■ REQUIREMENTS:
Give every line again exactly as it appears, please, but not the pictures.

■ SOURCE MATERIAL:
****************************************

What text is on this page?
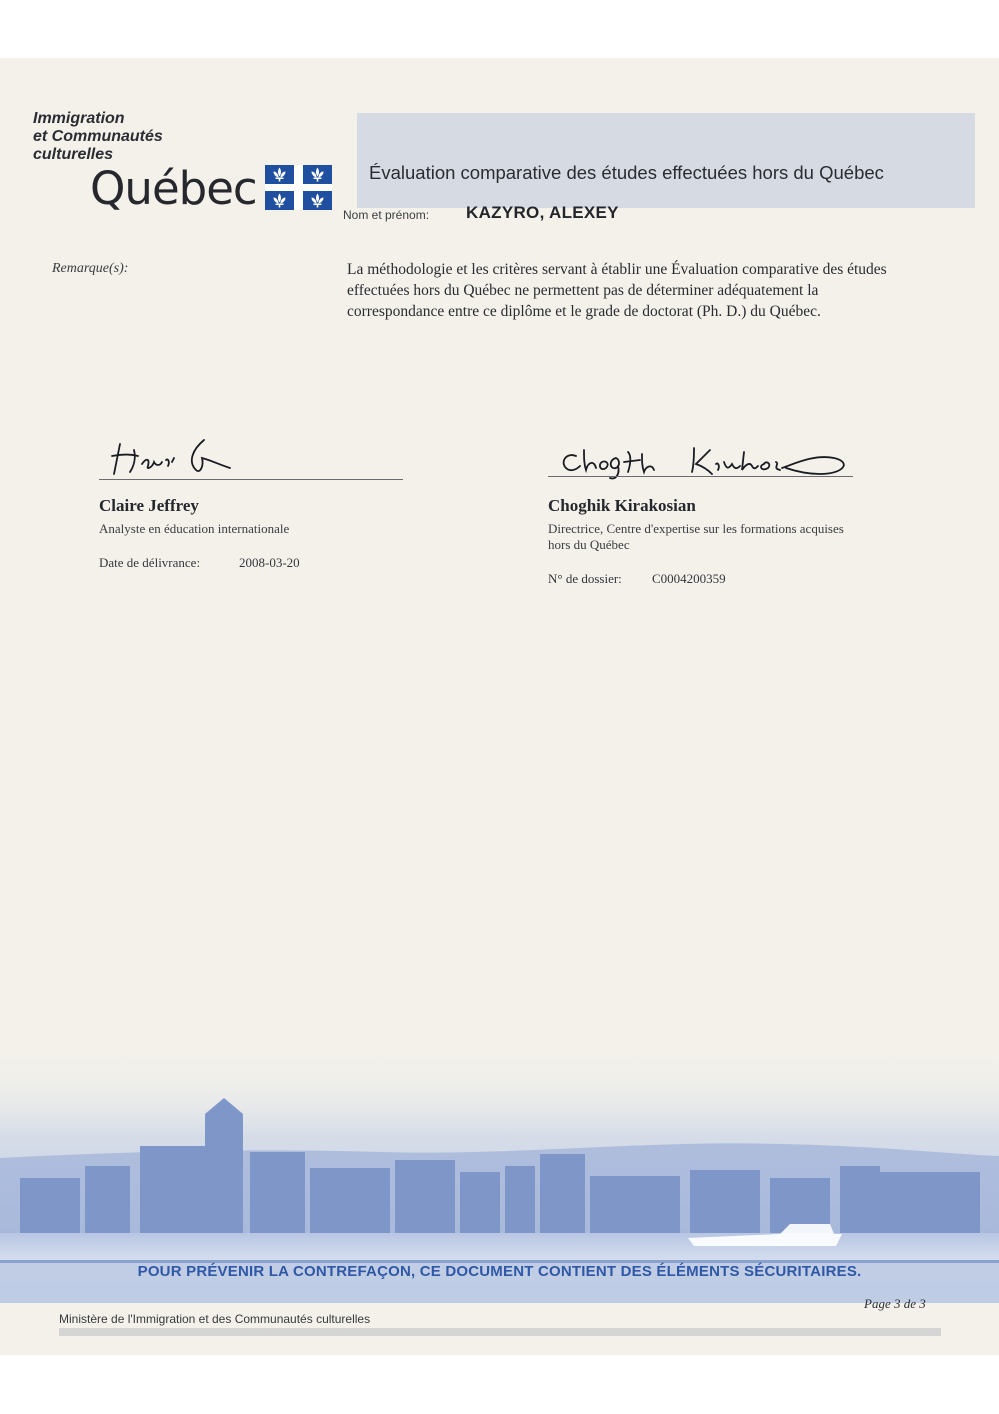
Immigration
et Communautés
culturelles
Québec	Évaluation comparative des études effectuées hors du Québec
Nom et prénom: KAZYRO, ALEXEY
Remarque(s):	La méthodologie et les critères servant à établir une Évaluation comparative des études effectuées hors du Québec ne permettent pas de déterminer adéquatement la correspondance entre ce diplôme et le grade de doctorat (Ph. D.) du Québec.
Claire Jeffrey
Analyste en éducation internationale
Date de délivrance:	2008-03-20
Choghik Kirakosian
Directrice, Centre d'expertise sur les formations acquises
hors du Québec
N° de dossier: C0004200359
POUR PRÉVENIR LA CONTREFAÇON, CE DOCUMENT CONTIENT DES ÉLÉMENTS SÉCURITAIRES.
Page 3 de 3
Ministère de l'Immigration et des Communautés culturelles
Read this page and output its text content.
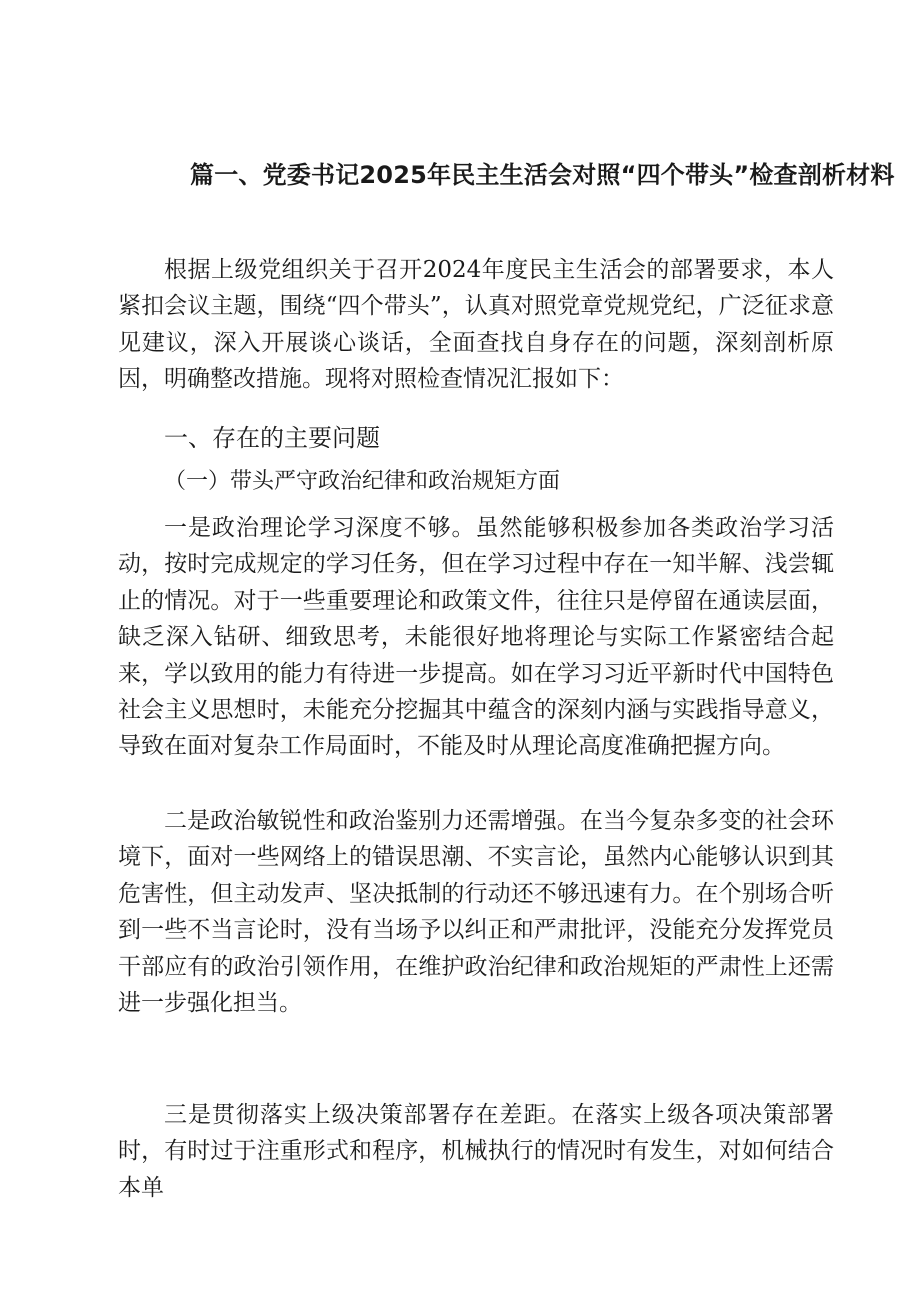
篇一、党委书记2025年民主生活会对照“四个带头”检查剖析材料

根据上级党组织关于召开2024年度民主生活会的部署要求，本人紧扣会议主题，围绕“四个带头”，认真对照党章党规党纪，广泛征求意见建议，深入开展谈心谈话，全面查找自身存在的问题，深刻剖析原因，明确整改措施。现将对照检查情况汇报如下：

一、存在的主要问题
（一）带头严守政治纪律和政治规矩方面

一是政治理论学习深度不够。虽然能够积极参加各类政治学习活动，按时完成规定的学习任务，但在学习过程中存在一知半解、浅尝辄止的情况。对于一些重要理论和政策文件，往往只是停留在通读层面，缺乏深入钻研、细致思考，未能很好地将理论与实际工作紧密结合起来，学以致用的能力有待进一步提高。如在学习习近平新时代中国特色社会主义思想时，未能充分挖掘其中蕴含的深刻内涵与实践指导意义，导致在面对复杂工作局面时，不能及时从理论高度准确把握方向。

二是政治敏锐性和政治鉴别力还需增强。在当今复杂多变的社会环境下，面对一些网络上的错误思潮、不实言论，虽然内心能够认识到其危害性，但主动发声、坚决抵制的行动还不够迅速有力。在个别场合听到一些不当言论时，没有当场予以纠正和严肃批评，没能充分发挥党员干部应有的政治引领作用，在维护政治纪律和政治规矩的严肃性上还需进一步强化担当。

三是贯彻落实上级决策部署存在差距。在落实上级各项决策部署时，有时过于注重形式和程序，机械执行的情况时有发生，对如何结合本单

****************************************

■ TASK RESPONSE:
What text is on this page?
Immigration
et Communautés
culturelles
Québec	Évaluation comparative des études effectuées hors du Québec
Nom et prénom: KAZYRO, ALEXEY
Remarque(s):	La méthodologie et les critères servant à établir une Évaluation comparative des études effectuées hors du Québec ne permettent pas de déterminer adéquatement la correspondance entre ce diplôme et le grade de doctorat (Ph. D.) du Québec.
Claire Jeffrey
Analyste en éducation internationale
Date de délivrance:	2008-03-20
Choghik Kirakosian
Directrice, Centre d'expertise sur les formations acquises
hors du Québec
N° de dossier: C0004200359
POUR PRÉVENIR LA CONTREFAÇON, CE DOCUMENT CONTIENT DES ÉLÉMENTS SÉCURITAIRES.
Page 3 de 3
Ministère de l'Immigration et des Communautés culturelles
Read this page and output its text content.
篇一、党委书记2025年民主生活会对照“四个带头”检查剖析材料

根据上级党组织关于召开2024年度民主生活会的部署要求，本人紧扣会议主题，围绕“四个带头”，认真对照党章党规党纪，广泛征求意见建议，深入开展谈心谈话，全面查找自身存在的问题，深刻剖析原因，明确整改措施。现将对照检查情况汇报如下：

一、存在的主要问题
（一）带头严守政治纪律和政治规矩方面

一是政治理论学习深度不够。虽然能够积极参加各类政治学习活动，按时完成规定的学习任务，但在学习过程中存在一知半解、浅尝辄止的情况。对于一些重要理论和政策文件，往往只是停留在通读层面，缺乏深入钻研、细致思考，未能很好地将理论与实际工作紧密结合起来，学以致用的能力有待进一步提高。如在学习习近平新时代中国特色社会主义思想时，未能充分挖掘其中蕴含的深刻内涵与实践指导意义，导致在面对复杂工作局面时，不能及时从理论高度准确把握方向。

二是政治敏锐性和政治鉴别力还需增强。在当今复杂多变的社会环境下，面对一些网络上的错误思潮、不实言论，虽然内心能够认识到其危害性，但主动发声、坚决抵制的行动还不够迅速有力。在个别场合听到一些不当言论时，没有当场予以纠正和严肃批评，没能充分发挥党员干部应有的政治引领作用，在维护政治纪律和政治规矩的严肃性上还需进一步强化担当。

三是贯彻落实上级决策部署存在差距。在落实上级各项决策部署时，有时过于注重形式和程序，机械执行的情况时有发生，对如何结合本单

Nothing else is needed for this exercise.